▶ _EXERCISE DESCRIPTION_
Search the entries below. Return every line that has "content" in it.
-------- DATASET RECORDS
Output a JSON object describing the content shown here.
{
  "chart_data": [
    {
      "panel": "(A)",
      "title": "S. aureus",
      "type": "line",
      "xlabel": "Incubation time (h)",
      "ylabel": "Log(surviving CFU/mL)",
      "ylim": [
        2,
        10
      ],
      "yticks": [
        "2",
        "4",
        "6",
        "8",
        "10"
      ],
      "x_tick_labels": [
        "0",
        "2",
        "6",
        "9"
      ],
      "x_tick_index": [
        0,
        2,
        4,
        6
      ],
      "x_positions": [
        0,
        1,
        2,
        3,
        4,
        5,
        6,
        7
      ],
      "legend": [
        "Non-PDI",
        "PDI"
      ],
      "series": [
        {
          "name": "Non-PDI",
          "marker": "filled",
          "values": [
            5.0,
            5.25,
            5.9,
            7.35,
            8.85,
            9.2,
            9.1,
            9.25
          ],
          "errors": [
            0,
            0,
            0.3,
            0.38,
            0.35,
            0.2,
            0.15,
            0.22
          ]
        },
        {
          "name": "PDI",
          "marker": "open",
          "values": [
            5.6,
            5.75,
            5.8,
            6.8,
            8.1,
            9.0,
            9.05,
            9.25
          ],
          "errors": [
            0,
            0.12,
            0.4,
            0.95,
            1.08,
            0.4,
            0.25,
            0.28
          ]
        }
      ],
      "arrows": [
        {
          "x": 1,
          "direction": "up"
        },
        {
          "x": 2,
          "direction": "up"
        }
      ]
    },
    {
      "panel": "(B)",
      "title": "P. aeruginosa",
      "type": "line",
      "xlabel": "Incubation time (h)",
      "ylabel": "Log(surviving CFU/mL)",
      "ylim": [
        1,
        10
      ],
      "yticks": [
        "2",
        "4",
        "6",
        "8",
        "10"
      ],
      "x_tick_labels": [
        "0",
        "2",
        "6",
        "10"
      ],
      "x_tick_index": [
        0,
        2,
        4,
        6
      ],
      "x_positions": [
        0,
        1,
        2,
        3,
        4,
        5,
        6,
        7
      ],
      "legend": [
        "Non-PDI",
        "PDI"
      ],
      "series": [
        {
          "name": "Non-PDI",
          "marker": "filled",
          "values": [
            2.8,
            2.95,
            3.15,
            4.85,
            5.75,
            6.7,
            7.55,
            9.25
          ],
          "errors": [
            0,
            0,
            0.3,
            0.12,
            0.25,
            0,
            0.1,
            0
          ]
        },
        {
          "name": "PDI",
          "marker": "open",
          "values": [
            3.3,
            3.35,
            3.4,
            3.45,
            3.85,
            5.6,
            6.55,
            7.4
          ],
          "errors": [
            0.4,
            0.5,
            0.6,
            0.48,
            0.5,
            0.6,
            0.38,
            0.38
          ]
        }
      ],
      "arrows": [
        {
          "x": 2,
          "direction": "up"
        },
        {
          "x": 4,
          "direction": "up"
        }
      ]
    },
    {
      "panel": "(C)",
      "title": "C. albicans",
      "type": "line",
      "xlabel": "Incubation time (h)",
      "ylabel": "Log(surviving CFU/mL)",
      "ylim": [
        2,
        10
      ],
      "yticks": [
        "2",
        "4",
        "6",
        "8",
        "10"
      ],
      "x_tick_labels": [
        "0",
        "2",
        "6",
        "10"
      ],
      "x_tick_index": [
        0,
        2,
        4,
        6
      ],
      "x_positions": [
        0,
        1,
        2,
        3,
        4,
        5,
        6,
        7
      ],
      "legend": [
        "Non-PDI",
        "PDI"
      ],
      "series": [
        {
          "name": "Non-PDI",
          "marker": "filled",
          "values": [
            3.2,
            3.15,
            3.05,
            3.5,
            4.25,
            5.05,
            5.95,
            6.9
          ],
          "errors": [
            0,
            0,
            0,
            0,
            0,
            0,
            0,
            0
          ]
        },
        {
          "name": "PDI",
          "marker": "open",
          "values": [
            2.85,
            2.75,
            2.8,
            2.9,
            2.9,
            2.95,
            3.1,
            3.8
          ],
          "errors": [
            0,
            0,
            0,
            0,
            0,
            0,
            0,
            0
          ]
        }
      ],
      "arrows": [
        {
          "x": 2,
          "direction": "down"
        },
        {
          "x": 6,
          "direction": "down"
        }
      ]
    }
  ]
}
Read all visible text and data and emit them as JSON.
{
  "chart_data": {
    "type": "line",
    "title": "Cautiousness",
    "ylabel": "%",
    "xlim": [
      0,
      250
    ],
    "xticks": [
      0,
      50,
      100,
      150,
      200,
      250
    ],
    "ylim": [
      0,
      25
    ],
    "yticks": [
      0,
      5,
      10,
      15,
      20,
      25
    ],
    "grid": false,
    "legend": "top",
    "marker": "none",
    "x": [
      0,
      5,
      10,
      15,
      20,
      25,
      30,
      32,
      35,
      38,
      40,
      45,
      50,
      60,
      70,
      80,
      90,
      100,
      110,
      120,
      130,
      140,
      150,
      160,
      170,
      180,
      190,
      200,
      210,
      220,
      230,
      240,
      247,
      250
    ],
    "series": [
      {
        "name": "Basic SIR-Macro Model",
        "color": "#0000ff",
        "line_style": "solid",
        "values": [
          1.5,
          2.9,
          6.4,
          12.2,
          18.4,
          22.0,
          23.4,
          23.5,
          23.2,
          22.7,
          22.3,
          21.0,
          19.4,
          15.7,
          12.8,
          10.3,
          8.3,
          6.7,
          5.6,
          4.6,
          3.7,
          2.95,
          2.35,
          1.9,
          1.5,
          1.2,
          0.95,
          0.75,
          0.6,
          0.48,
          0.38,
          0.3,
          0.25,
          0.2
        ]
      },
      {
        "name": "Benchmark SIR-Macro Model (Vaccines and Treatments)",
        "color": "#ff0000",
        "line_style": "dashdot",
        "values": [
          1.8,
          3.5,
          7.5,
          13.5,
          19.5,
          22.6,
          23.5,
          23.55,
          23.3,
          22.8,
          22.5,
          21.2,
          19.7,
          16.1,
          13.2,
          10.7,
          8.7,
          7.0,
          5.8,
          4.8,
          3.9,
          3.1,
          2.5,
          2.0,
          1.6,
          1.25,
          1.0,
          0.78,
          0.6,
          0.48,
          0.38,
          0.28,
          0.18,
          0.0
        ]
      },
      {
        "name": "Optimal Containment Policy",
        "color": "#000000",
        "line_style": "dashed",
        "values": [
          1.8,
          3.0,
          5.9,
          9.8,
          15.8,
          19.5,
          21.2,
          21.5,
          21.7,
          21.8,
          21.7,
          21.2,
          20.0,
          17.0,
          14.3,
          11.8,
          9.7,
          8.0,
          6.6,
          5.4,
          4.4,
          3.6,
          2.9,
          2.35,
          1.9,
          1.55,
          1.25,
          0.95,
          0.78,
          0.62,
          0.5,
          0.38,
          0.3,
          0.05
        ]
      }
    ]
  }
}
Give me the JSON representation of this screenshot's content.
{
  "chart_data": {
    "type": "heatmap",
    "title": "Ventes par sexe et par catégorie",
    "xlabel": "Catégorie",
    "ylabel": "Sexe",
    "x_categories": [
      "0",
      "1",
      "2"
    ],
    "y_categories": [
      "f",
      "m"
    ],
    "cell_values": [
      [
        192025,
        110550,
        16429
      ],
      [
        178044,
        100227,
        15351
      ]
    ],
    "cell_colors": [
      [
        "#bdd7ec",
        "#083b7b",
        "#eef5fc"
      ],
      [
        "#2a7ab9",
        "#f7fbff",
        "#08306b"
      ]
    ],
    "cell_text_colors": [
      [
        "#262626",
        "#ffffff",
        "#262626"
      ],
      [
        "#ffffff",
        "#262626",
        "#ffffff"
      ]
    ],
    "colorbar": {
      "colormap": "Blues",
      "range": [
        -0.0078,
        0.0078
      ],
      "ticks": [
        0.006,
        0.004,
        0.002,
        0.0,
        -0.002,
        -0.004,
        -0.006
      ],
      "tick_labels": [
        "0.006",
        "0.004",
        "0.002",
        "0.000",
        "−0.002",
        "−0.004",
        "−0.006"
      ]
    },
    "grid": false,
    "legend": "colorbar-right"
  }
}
----------------
▶ _PROBLEM SOLUTION_
Output a JSON object describing the content shown here.
Give me the JSON representation of this screenshot's content.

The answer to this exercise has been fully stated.